===== Task inputs =====

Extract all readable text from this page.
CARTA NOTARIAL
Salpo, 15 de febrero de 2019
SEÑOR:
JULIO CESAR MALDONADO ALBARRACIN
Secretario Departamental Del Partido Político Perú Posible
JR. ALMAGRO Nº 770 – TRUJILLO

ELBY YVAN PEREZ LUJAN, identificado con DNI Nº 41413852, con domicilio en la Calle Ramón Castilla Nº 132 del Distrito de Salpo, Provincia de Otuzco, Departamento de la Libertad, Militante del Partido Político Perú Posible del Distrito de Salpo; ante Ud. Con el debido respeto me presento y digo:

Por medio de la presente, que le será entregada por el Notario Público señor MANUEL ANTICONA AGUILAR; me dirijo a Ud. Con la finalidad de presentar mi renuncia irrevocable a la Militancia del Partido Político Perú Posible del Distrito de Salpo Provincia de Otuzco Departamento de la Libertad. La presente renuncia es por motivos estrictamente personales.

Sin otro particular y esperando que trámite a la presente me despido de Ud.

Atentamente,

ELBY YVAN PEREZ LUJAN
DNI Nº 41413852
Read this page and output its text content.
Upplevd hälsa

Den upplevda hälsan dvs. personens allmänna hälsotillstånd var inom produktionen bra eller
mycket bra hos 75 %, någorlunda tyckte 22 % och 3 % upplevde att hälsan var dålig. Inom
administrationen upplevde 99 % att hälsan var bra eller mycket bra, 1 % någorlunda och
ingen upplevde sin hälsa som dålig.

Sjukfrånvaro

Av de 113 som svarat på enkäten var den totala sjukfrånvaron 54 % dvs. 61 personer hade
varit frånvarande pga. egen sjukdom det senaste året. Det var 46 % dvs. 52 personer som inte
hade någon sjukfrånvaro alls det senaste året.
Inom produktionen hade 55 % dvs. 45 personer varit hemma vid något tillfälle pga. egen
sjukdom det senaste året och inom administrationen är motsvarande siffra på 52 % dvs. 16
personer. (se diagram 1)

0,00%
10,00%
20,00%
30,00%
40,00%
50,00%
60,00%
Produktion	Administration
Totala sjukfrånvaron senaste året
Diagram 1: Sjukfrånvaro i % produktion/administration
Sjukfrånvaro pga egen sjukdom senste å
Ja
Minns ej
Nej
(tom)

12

=====

** Problem description **
Print the line containing "Read this page and output its text content." and every line after it to the end of the records above, exactly as written, and nothing else.

** Output of the exercise **
Read this page and output its text content.
Upplevd hälsa

Den upplevda hälsan dvs. personens allmänna hälsotillstånd var inom produktionen bra eller
mycket bra hos 75 %, någorlunda tyckte 22 % och 3 % upplevde att hälsan var dålig. Inom
administrationen upplevde 99 % att hälsan var bra eller mycket bra, 1 % någorlunda och
ingen upplevde sin hälsa som dålig.

Sjukfrånvaro

Av de 113 som svarat på enkäten var den totala sjukfrånvaron 54 % dvs. 61 personer hade
varit frånvarande pga. egen sjukdom det senaste året. Det var 46 % dvs. 52 personer som inte
hade någon sjukfrånvaro alls det senaste året.
Inom produktionen hade 55 % dvs. 45 personer varit hemma vid något tillfälle pga. egen
sjukdom det senaste året och inom administrationen är motsvarande siffra på 52 % dvs. 16
personer. (se diagram 1)

0,00%
10,00%
20,00%
30,00%
40,00%
50,00%
60,00%
Produktion	Administration
Totala sjukfrånvaron senaste året
Diagram 1: Sjukfrånvaro i % produktion/administration
Sjukfrånvaro pga egen sjukdom senste å
Ja
Minns ej
Nej
(tom)

12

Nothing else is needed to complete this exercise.